** Exercise details **
Repeat every line exactly, keeping the pictures out of the copy.

** Entries provided **
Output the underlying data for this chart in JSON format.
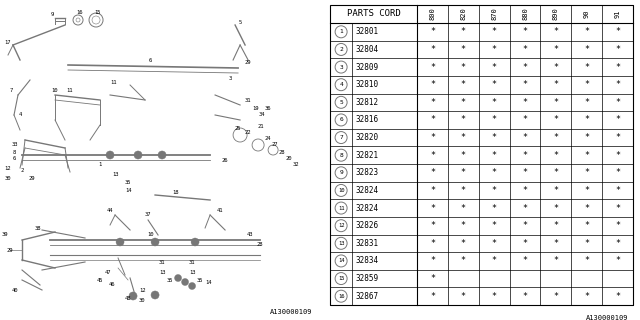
{
  "title": "PARTS CORD",
  "col_headers": [
    "800",
    "820",
    "870",
    "880",
    "890",
    "90",
    "91"
  ],
  "parts": [
    {
      "num": 1,
      "code": "32801",
      "stars": [
        1,
        1,
        1,
        1,
        1,
        1,
        1
      ]
    },
    {
      "num": 2,
      "code": "32804",
      "stars": [
        1,
        1,
        1,
        1,
        1,
        1,
        1
      ]
    },
    {
      "num": 3,
      "code": "32809",
      "stars": [
        1,
        1,
        1,
        1,
        1,
        1,
        1
      ]
    },
    {
      "num": 4,
      "code": "32810",
      "stars": [
        1,
        1,
        1,
        1,
        1,
        1,
        1
      ]
    },
    {
      "num": 5,
      "code": "32812",
      "stars": [
        1,
        1,
        1,
        1,
        1,
        1,
        1
      ]
    },
    {
      "num": 6,
      "code": "32816",
      "stars": [
        1,
        1,
        1,
        1,
        1,
        1,
        1
      ]
    },
    {
      "num": 7,
      "code": "32820",
      "stars": [
        1,
        1,
        1,
        1,
        1,
        1,
        1
      ]
    },
    {
      "num": 8,
      "code": "32821",
      "stars": [
        1,
        1,
        1,
        1,
        1,
        1,
        1
      ]
    },
    {
      "num": 9,
      "code": "32823",
      "stars": [
        1,
        1,
        1,
        1,
        1,
        1,
        1
      ]
    },
    {
      "num": 10,
      "code": "32824",
      "stars": [
        1,
        1,
        1,
        1,
        1,
        1,
        1
      ]
    },
    {
      "num": 11,
      "code": "32824",
      "stars": [
        1,
        1,
        1,
        1,
        1,
        1,
        1
      ]
    },
    {
      "num": 12,
      "code": "32826",
      "stars": [
        1,
        1,
        1,
        1,
        1,
        1,
        1
      ]
    },
    {
      "num": 13,
      "code": "32831",
      "stars": [
        1,
        1,
        1,
        1,
        1,
        1,
        1
      ]
    },
    {
      "num": 14,
      "code": "32834",
      "stars": [
        1,
        1,
        1,
        1,
        1,
        1,
        1
      ]
    },
    {
      "num": 15,
      "code": "32859",
      "stars": [
        1,
        0,
        0,
        0,
        0,
        0,
        0
      ]
    },
    {
      "num": 16,
      "code": "32867",
      "stars": [
        1,
        1,
        1,
        1,
        1,
        1,
        1
      ]
    }
  ],
  "bg_color": "#ffffff",
  "line_color": "#000000",
  "text_color": "#000000",
  "diag_color": "#777777",
  "watermark": "A130000109",
  "fig_w": 6.4,
  "fig_h": 3.2,
  "dpi": 100
}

** Exercise solution **
Output the underlying data for this chart in JSON format.
{
  "title": "PARTS CORD",
  "col_headers": [
    "800",
    "820",
    "870",
    "880",
    "890",
    "90",
    "91"
  ],
  "parts": [
    {
      "num": 1,
      "code": "32801",
      "stars": [
        1,
        1,
        1,
        1,
        1,
        1,
        1
      ]
    },
    {
      "num": 2,
      "code": "32804",
      "stars": [
        1,
        1,
        1,
        1,
        1,
        1,
        1
      ]
    },
    {
      "num": 3,
      "code": "32809",
      "stars": [
        1,
        1,
        1,
        1,
        1,
        1,
        1
      ]
    },
    {
      "num": 4,
      "code": "32810",
      "stars": [
        1,
        1,
        1,
        1,
        1,
        1,
        1
      ]
    },
    {
      "num": 5,
      "code": "32812",
      "stars": [
        1,
        1,
        1,
        1,
        1,
        1,
        1
      ]
    },
    {
      "num": 6,
      "code": "32816",
      "stars": [
        1,
        1,
        1,
        1,
        1,
        1,
        1
      ]
    },
    {
      "num": 7,
      "code": "32820",
      "stars": [
        1,
        1,
        1,
        1,
        1,
        1,
        1
      ]
    },
    {
      "num": 8,
      "code": "32821",
      "stars": [
        1,
        1,
        1,
        1,
        1,
        1,
        1
      ]
    },
    {
      "num": 9,
      "code": "32823",
      "stars": [
        1,
        1,
        1,
        1,
        1,
        1,
        1
      ]
    },
    {
      "num": 10,
      "code": "32824",
      "stars": [
        1,
        1,
        1,
        1,
        1,
        1,
        1
      ]
    },
    {
      "num": 11,
      "code": "32824",
      "stars": [
        1,
        1,
        1,
        1,
        1,
        1,
        1
      ]
    },
    {
      "num": 12,
      "code": "32826",
      "stars": [
        1,
        1,
        1,
        1,
        1,
        1,
        1
      ]
    },
    {
      "num": 13,
      "code": "32831",
      "stars": [
        1,
        1,
        1,
        1,
        1,
        1,
        1
      ]
    },
    {
      "num": 14,
      "code": "32834",
      "stars": [
        1,
        1,
        1,
        1,
        1,
        1,
        1
      ]
    },
    {
      "num": 15,
      "code": "32859",
      "stars": [
        1,
        0,
        0,
        0,
        0,
        0,
        0
      ]
    },
    {
      "num": 16,
      "code": "32867",
      "stars": [
        1,
        1,
        1,
        1,
        1,
        1,
        1
      ]
    }
  ],
  "bg_color": "#ffffff",
  "line_color": "#000000",
  "text_color": "#000000",
  "diag_color": "#777777",
  "watermark": "A130000109",
  "fig_w": 6.4,
  "fig_h": 3.2,
  "dpi": 100
}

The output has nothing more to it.